◆ **What is asked**:
Could you write out the records below exactly as they appear?

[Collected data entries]
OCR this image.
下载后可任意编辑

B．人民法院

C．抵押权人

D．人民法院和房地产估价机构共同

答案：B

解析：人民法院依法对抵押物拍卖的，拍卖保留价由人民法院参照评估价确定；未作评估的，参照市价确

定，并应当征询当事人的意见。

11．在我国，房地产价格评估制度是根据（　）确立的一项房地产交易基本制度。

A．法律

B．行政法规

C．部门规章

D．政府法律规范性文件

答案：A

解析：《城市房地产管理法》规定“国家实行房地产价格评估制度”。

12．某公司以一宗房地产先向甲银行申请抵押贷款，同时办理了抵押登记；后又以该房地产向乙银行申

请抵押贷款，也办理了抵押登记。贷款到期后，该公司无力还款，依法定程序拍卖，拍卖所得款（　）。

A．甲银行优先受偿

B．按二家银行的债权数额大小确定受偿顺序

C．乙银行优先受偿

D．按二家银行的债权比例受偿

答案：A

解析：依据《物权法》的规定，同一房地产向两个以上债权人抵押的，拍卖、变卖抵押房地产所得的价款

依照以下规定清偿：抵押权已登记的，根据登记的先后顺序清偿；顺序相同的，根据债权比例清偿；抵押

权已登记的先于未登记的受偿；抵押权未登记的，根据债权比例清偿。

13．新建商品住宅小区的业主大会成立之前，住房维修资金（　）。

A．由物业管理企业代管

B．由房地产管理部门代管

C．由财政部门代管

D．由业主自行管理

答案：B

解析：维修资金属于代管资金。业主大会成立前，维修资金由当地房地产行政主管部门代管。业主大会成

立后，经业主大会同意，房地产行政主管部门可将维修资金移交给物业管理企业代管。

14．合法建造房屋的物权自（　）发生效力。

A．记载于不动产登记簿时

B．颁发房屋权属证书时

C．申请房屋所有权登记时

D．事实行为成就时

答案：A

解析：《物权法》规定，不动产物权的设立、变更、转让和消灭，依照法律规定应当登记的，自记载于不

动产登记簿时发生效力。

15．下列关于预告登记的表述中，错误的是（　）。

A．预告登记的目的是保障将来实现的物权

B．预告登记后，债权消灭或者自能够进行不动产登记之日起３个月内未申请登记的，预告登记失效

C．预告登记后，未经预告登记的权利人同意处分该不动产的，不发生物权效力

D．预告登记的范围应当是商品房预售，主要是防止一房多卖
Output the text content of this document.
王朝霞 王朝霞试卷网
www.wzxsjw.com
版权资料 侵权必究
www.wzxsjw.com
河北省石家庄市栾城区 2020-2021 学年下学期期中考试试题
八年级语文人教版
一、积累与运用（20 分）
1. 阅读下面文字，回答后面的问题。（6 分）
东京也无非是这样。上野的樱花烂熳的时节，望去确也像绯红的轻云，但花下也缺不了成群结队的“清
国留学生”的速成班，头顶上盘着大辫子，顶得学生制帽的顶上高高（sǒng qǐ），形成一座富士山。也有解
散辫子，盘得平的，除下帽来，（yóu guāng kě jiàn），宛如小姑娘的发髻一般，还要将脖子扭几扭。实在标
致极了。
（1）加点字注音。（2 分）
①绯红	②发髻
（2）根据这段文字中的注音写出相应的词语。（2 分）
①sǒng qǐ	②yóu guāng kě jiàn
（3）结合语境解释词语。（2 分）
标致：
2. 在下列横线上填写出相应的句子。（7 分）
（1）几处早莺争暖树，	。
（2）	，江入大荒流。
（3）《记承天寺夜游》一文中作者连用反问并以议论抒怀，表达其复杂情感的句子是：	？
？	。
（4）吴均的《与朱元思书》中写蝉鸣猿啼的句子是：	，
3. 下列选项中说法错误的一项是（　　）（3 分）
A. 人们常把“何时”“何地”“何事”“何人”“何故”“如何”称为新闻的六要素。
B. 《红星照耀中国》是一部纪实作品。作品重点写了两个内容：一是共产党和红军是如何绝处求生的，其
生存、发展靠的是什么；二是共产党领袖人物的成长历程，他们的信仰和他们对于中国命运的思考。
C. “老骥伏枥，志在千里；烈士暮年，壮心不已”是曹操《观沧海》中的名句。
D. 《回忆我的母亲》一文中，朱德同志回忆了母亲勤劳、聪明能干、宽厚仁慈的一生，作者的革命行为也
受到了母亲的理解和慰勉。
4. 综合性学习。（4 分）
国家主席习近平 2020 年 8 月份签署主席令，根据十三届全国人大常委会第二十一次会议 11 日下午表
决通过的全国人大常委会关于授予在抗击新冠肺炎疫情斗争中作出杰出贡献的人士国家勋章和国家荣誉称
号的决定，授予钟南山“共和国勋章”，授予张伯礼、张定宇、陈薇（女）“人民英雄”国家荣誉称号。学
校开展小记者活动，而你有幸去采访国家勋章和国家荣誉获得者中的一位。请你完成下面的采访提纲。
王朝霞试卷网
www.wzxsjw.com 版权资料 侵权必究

◆ **Exercise output**:
OCR this image.
下载后可任意编辑

B．人民法院

C．抵押权人

D．人民法院和房地产估价机构共同

答案：B

解析：人民法院依法对抵押物拍卖的，拍卖保留价由人民法院参照评估价确定；未作评估的，参照市价确

定，并应当征询当事人的意见。

11．在我国，房地产价格评估制度是根据（　）确立的一项房地产交易基本制度。

A．法律

B．行政法规

C．部门规章

D．政府法律规范性文件

答案：A

解析：《城市房地产管理法》规定“国家实行房地产价格评估制度”。

12．某公司以一宗房地产先向甲银行申请抵押贷款，同时办理了抵押登记；后又以该房地产向乙银行申

请抵押贷款，也办理了抵押登记。贷款到期后，该公司无力还款，依法定程序拍卖，拍卖所得款（　）。

A．甲银行优先受偿

B．按二家银行的债权数额大小确定受偿顺序

C．乙银行优先受偿

D．按二家银行的债权比例受偿

答案：A

解析：依据《物权法》的规定，同一房地产向两个以上债权人抵押的，拍卖、变卖抵押房地产所得的价款

依照以下规定清偿：抵押权已登记的，根据登记的先后顺序清偿；顺序相同的，根据债权比例清偿；抵押

权已登记的先于未登记的受偿；抵押权未登记的，根据债权比例清偿。

13．新建商品住宅小区的业主大会成立之前，住房维修资金（　）。

A．由物业管理企业代管

B．由房地产管理部门代管

C．由财政部门代管

D．由业主自行管理

答案：B

解析：维修资金属于代管资金。业主大会成立前，维修资金由当地房地产行政主管部门代管。业主大会成

立后，经业主大会同意，房地产行政主管部门可将维修资金移交给物业管理企业代管。

14．合法建造房屋的物权自（　）发生效力。

A．记载于不动产登记簿时

B．颁发房屋权属证书时

C．申请房屋所有权登记时

D．事实行为成就时

答案：A

解析：《物权法》规定，不动产物权的设立、变更、转让和消灭，依照法律规定应当登记的，自记载于不

动产登记簿时发生效力。

15．下列关于预告登记的表述中，错误的是（　）。

A．预告登记的目的是保障将来实现的物权

B．预告登记后，债权消灭或者自能够进行不动产登记之日起３个月内未申请登记的，预告登记失效

C．预告登记后，未经预告登记的权利人同意处分该不动产的，不发生物权效力

D．预告登记的范围应当是商品房预售，主要是防止一房多卖
Output the text content of this document.
王朝霞 王朝霞试卷网
www.wzxsjw.com
版权资料 侵权必究
www.wzxsjw.com
河北省石家庄市栾城区 2020-2021 学年下学期期中考试试题
八年级语文人教版
一、积累与运用（20 分）
1. 阅读下面文字，回答后面的问题。（6 分）
东京也无非是这样。上野的樱花烂熳的时节，望去确也像绯红的轻云，但花下也缺不了成群结队的“清
国留学生”的速成班，头顶上盘着大辫子，顶得学生制帽的顶上高高（sǒng qǐ），形成一座富士山。也有解
散辫子，盘得平的，除下帽来，（yóu guāng kě jiàn），宛如小姑娘的发髻一般，还要将脖子扭几扭。实在标
致极了。
（1）加点字注音。（2 分）
①绯红	②发髻
（2）根据这段文字中的注音写出相应的词语。（2 分）
①sǒng qǐ	②yóu guāng kě jiàn
（3）结合语境解释词语。（2 分）
标致：
2. 在下列横线上填写出相应的句子。（7 分）
（1）几处早莺争暖树，	。
（2）	，江入大荒流。
（3）《记承天寺夜游》一文中作者连用反问并以议论抒怀，表达其复杂情感的句子是：	？
？	。
（4）吴均的《与朱元思书》中写蝉鸣猿啼的句子是：	，
3. 下列选项中说法错误的一项是（　　）（3 分）
A. 人们常把“何时”“何地”“何事”“何人”“何故”“如何”称为新闻的六要素。
B. 《红星照耀中国》是一部纪实作品。作品重点写了两个内容：一是共产党和红军是如何绝处求生的，其
生存、发展靠的是什么；二是共产党领袖人物的成长历程，他们的信仰和他们对于中国命运的思考。
C. “老骥伏枥，志在千里；烈士暮年，壮心不已”是曹操《观沧海》中的名句。
D. 《回忆我的母亲》一文中，朱德同志回忆了母亲勤劳、聪明能干、宽厚仁慈的一生，作者的革命行为也
受到了母亲的理解和慰勉。
4. 综合性学习。（4 分）
国家主席习近平 2020 年 8 月份签署主席令，根据十三届全国人大常委会第二十一次会议 11 日下午表
决通过的全国人大常委会关于授予在抗击新冠肺炎疫情斗争中作出杰出贡献的人士国家勋章和国家荣誉称
号的决定，授予钟南山“共和国勋章”，授予张伯礼、张定宇、陈薇（女）“人民英雄”国家荣誉称号。学
校开展小记者活动，而你有幸去采访国家勋章和国家荣誉获得者中的一位。请你完成下面的采访提纲。
王朝霞试卷网
www.wzxsjw.com 版权资料 侵权必究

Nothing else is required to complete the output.